* RECORDED INFORMATION *
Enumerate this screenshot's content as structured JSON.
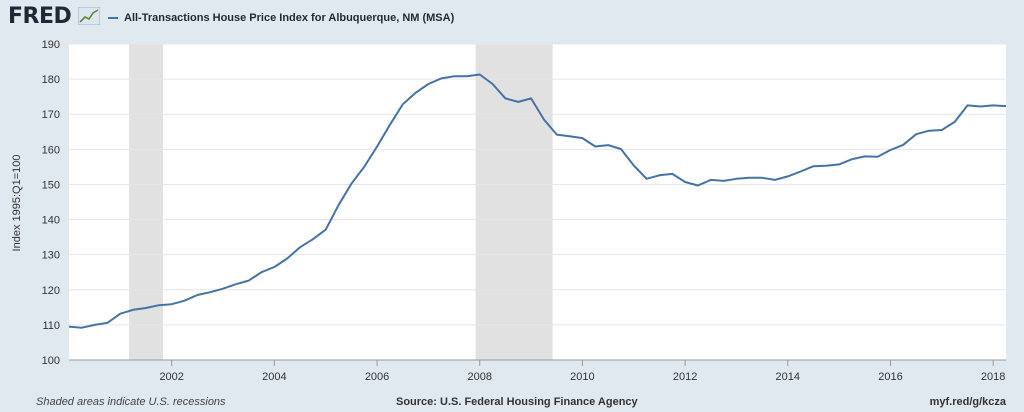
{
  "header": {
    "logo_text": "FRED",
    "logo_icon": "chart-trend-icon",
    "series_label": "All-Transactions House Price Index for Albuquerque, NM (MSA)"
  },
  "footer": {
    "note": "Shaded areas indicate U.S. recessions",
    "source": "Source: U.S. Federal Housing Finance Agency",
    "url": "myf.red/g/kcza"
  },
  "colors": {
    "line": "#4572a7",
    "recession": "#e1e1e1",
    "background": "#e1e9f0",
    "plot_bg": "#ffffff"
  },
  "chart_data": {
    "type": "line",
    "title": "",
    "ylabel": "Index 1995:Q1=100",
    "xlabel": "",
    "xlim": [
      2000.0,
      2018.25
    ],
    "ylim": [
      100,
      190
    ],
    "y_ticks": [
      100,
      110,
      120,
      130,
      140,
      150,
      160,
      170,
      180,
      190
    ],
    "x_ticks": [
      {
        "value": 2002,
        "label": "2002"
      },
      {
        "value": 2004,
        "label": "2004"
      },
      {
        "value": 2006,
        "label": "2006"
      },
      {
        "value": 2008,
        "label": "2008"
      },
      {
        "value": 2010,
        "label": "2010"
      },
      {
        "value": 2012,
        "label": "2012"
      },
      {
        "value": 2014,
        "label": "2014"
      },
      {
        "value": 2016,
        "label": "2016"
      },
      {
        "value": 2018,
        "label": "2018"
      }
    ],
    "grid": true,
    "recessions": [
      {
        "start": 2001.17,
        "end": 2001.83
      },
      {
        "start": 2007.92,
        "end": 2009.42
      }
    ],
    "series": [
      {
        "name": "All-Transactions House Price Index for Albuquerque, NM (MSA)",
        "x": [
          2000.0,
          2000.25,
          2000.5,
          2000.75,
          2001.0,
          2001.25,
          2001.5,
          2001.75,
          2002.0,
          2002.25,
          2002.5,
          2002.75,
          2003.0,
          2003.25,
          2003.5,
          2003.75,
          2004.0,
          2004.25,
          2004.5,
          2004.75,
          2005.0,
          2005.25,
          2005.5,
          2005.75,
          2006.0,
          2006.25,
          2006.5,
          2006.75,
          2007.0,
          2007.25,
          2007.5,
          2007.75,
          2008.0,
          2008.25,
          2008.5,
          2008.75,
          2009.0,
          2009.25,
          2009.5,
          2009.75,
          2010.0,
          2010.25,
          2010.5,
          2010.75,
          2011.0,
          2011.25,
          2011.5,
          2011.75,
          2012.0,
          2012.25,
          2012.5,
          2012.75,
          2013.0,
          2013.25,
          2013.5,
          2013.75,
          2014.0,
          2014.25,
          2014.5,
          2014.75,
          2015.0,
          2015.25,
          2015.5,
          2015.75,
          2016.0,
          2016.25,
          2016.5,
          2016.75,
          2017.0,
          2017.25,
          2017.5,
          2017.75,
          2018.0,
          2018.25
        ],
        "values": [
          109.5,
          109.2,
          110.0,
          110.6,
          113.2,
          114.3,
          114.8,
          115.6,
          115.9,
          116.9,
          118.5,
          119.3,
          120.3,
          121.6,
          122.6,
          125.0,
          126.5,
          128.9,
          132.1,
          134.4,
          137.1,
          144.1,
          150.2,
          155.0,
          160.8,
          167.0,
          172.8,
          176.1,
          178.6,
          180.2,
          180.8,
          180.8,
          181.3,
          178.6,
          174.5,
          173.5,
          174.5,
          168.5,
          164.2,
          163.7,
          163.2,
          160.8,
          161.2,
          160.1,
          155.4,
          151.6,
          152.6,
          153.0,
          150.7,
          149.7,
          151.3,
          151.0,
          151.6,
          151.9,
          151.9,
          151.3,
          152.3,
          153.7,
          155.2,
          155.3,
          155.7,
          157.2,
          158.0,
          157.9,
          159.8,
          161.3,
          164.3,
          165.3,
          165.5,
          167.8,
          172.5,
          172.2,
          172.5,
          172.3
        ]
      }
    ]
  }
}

* GIVEN INSTRUCTION *
Find how many lines in the material hold the word "House" and state that number alone.

* ANSWER TO THE EXERCISE *
2